Give the number of lines in the data that hold the string "very". Nothing else is needed.
BEGIN SOURCE RECORDS
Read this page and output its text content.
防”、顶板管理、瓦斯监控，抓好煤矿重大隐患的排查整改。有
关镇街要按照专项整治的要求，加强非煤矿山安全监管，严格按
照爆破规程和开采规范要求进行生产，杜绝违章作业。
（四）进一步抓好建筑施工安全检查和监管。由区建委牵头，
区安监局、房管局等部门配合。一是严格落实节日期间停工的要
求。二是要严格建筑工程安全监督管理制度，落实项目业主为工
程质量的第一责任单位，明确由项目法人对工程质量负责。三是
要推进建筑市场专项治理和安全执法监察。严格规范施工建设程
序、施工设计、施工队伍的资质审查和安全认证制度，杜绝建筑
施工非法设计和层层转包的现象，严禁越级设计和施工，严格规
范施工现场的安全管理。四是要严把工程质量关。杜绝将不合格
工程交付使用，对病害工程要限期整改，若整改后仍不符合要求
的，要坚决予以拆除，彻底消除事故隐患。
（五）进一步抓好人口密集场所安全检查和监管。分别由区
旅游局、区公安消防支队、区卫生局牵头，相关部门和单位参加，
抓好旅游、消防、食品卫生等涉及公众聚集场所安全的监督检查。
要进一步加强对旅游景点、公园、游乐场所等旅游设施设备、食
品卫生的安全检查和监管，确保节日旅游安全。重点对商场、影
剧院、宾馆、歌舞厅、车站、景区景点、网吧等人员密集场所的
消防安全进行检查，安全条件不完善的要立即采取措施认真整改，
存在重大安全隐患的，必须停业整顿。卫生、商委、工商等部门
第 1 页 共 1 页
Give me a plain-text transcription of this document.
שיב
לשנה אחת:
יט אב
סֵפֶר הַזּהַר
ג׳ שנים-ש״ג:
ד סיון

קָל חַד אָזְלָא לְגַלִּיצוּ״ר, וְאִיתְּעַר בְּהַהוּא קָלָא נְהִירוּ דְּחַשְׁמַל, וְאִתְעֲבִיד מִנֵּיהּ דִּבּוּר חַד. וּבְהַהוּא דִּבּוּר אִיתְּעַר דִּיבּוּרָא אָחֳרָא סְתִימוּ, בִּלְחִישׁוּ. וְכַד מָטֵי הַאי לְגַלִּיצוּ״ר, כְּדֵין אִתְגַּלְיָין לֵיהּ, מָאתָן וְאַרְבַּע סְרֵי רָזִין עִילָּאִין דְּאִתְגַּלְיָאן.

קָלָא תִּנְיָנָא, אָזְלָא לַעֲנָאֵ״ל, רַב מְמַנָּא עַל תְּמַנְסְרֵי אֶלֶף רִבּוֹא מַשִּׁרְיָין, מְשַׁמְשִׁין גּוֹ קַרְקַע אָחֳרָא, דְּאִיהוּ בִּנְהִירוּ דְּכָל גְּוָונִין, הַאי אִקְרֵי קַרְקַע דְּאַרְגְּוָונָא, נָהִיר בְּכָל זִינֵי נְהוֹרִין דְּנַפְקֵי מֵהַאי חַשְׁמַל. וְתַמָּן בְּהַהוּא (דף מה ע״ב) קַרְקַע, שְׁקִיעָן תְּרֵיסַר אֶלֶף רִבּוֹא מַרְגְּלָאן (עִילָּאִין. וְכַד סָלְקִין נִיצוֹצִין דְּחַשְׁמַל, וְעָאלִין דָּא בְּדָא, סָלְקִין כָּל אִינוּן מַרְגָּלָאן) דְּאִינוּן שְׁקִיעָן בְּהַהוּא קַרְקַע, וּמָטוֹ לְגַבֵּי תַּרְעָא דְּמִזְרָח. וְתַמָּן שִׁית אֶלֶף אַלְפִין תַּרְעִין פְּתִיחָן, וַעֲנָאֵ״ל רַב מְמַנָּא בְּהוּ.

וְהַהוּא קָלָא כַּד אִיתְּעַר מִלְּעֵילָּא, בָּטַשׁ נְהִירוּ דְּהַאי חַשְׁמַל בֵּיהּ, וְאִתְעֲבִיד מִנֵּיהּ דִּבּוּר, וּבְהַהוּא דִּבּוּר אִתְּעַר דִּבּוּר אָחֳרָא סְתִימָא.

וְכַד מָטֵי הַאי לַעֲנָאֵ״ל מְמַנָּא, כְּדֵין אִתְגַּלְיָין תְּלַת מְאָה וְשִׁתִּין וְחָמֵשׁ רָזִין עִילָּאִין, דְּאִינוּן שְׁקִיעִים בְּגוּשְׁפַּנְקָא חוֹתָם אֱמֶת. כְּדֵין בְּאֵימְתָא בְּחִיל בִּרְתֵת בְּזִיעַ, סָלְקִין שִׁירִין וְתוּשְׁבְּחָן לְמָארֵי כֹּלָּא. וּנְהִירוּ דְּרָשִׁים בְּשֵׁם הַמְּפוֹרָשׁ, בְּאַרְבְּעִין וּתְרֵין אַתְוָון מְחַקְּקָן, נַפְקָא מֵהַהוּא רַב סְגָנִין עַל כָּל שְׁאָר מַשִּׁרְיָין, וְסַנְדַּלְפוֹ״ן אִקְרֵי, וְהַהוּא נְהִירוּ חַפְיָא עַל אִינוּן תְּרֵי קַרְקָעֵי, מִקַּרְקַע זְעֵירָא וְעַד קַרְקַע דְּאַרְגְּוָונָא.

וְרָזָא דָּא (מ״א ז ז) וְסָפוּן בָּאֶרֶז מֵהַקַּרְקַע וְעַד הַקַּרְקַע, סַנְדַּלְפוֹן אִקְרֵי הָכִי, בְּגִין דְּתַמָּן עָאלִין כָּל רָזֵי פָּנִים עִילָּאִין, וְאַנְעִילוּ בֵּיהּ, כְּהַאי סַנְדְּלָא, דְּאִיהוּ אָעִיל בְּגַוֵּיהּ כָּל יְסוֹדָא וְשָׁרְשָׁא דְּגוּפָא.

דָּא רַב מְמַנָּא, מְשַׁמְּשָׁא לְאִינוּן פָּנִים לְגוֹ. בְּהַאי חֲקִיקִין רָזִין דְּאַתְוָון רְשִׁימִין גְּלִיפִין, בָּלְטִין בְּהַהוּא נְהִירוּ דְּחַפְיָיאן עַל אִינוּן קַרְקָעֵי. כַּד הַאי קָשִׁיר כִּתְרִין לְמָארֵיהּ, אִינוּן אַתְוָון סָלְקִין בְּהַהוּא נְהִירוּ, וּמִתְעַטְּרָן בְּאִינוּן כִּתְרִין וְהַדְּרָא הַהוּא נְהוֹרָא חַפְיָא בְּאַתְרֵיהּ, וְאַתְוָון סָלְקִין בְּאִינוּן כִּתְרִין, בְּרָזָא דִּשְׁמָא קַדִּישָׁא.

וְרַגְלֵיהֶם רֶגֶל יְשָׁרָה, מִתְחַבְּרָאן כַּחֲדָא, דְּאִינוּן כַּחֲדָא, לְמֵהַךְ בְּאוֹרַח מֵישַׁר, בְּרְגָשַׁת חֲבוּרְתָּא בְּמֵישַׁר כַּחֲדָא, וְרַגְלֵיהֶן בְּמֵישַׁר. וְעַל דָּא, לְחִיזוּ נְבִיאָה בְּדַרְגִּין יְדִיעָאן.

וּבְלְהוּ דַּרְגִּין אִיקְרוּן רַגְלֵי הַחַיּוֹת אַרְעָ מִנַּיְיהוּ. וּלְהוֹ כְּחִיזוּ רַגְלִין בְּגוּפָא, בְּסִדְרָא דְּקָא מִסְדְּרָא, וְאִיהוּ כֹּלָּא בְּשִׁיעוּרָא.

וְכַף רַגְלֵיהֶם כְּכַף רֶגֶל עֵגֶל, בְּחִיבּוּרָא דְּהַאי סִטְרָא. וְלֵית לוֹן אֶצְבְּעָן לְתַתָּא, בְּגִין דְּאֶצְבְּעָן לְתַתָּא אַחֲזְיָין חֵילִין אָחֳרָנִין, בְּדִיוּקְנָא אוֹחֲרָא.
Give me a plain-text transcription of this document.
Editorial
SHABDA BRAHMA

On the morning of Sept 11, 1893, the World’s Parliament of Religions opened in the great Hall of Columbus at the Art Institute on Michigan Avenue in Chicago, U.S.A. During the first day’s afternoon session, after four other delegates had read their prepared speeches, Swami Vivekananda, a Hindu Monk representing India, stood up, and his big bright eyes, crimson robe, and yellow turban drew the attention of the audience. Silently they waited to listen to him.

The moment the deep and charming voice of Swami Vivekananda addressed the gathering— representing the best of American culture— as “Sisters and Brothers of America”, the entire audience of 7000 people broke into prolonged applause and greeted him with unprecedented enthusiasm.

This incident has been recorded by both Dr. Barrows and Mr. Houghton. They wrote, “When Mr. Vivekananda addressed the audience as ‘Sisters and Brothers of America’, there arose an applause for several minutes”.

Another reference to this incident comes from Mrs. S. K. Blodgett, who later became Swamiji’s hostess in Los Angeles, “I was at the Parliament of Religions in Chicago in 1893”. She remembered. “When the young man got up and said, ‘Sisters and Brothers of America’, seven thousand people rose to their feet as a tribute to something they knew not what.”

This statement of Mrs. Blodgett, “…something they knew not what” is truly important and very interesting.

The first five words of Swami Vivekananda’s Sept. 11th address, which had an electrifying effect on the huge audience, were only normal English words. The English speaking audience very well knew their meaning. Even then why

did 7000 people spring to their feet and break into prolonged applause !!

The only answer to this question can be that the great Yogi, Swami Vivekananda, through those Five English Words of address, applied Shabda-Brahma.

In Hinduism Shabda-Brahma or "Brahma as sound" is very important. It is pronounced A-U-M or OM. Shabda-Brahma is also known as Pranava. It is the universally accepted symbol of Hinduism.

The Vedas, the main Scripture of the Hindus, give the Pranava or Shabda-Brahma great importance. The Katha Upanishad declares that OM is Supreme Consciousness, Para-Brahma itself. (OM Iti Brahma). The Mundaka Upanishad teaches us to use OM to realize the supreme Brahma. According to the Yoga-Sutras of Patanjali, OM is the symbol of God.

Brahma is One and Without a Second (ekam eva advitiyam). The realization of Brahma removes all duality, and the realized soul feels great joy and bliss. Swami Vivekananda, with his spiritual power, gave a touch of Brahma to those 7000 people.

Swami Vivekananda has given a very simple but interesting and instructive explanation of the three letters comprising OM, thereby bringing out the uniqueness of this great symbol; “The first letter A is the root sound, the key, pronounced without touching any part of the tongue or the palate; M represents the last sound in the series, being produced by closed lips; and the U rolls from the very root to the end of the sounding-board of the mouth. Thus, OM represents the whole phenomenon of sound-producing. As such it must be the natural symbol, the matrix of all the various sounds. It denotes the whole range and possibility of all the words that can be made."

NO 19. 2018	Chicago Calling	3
END SOURCE RECORDS
RESPONSE = 4